━━ Records for this exercise

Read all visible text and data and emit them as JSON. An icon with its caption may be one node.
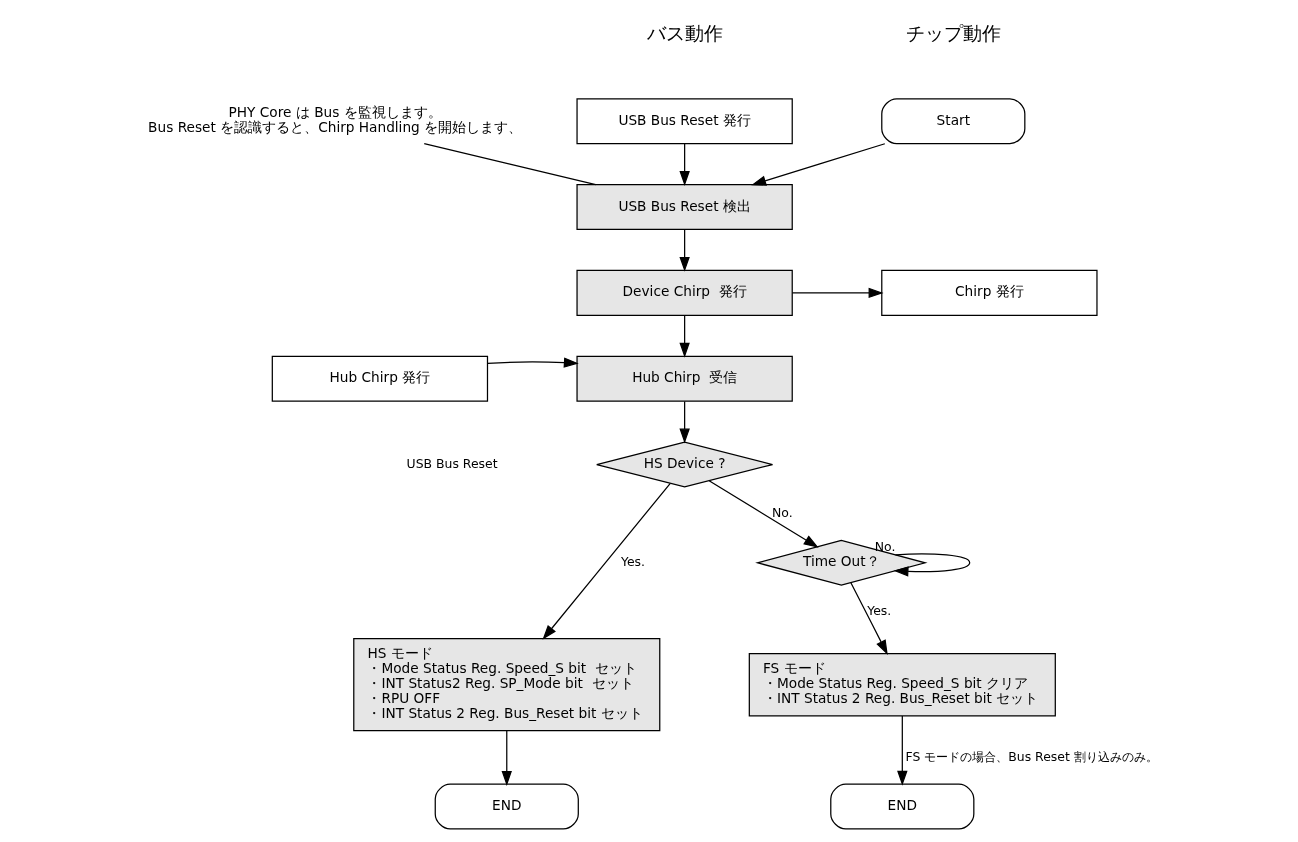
{
  "diagram": {
    "nodes": [
      {
        "text": [
          "USB Bus Reset 発行"
        ]
      },
      {
        "text": [
          "Start"
        ]
      },
      {
        "text": [
          "USB Bus Reset 検出"
        ]
      },
      {
        "text": [
          "Chirp 発行"
        ]
      },
      {
        "text": [
          "Device Chirp  発行"
        ]
      },
      {
        "text": [
          "Hub Chirp 発行"
        ]
      },
      {
        "text": [
          "Hub Chirp  受信"
        ]
      },
      {
        "text": [
          "HS Device ?"
        ]
      },
      {
        "text": [
          "Time Out？"
        ]
      },
      {
        "text": [
          "HS モード",
          "・Mode Status Reg. Speed_S bit  セット",
          "・INT Status2 Reg. SP_Mode bit  セット",
          "・RPU OFF",
          "・INT Status 2 Reg. Bus_Reset bit セット"
        ]
      },
      {
        "text": [
          "FS モード",
          "・Mode Status Reg. Speed_S bit クリア",
          "・INT Status 2 Reg. Bus_Reset bit セット"
        ]
      },
      {
        "text": [
          "END"
        ]
      },
      {
        "text": [
          "END"
        ]
      },
      {
        "text": [
          "PHY Core は Bus を監視します。",
          "Bus Reset を認識すると、Chirp Handling を開始します、"
        ]
      }
    ],
    "edges": [
      {
        "from": 0,
        "to": 2,
        "arrow": "to"
      },
      {
        "from": 1,
        "to": 2,
        "arrow": "to"
      },
      {
        "from": 2,
        "to": 4,
        "arrow": "to"
      },
      {
        "from": 4,
        "to": 3,
        "arrow": "to"
      },
      {
        "from": 4,
        "to": 6,
        "arrow": "to"
      },
      {
        "from": 5,
        "to": 6,
        "arrow": "to"
      },
      {
        "from": 6,
        "to": 7,
        "arrow": "to"
      },
      {
        "from": 7,
        "to": 9,
        "arrow": "to",
        "label": "Yes."
      },
      {
        "from": 7,
        "to": 8,
        "arrow": "to",
        "label": "No."
      },
      {
        "from": 8,
        "to": 8,
        "arrow": "to",
        "label": "No."
      },
      {
        "from": 8,
        "to": 10,
        "arrow": "to",
        "label": "Yes."
      },
      {
        "from": 9,
        "to": 11,
        "arrow": "to"
      },
      {
        "from": 10,
        "to": 12,
        "arrow": "to",
        "label": "FS モードの場合、Bus Reset 割り込みのみ。"
      },
      {
        "from": 2,
        "to": 13,
        "arrow": "none"
      }
    ],
    "labels": [
      "バス動作",
      "チップ動作",
      "USB Bus Reset"
    ]
  }
}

━━━━

What the exercise asks — Gather from the data above every line with the string "Chirp".

Response to this exercise —
          "Chirp 発行"
          "Device Chirp  発行"
          "Hub Chirp 発行"
          "Hub Chirp  受信"
          "Bus Reset を認識すると、Chirp Handling を開始します、"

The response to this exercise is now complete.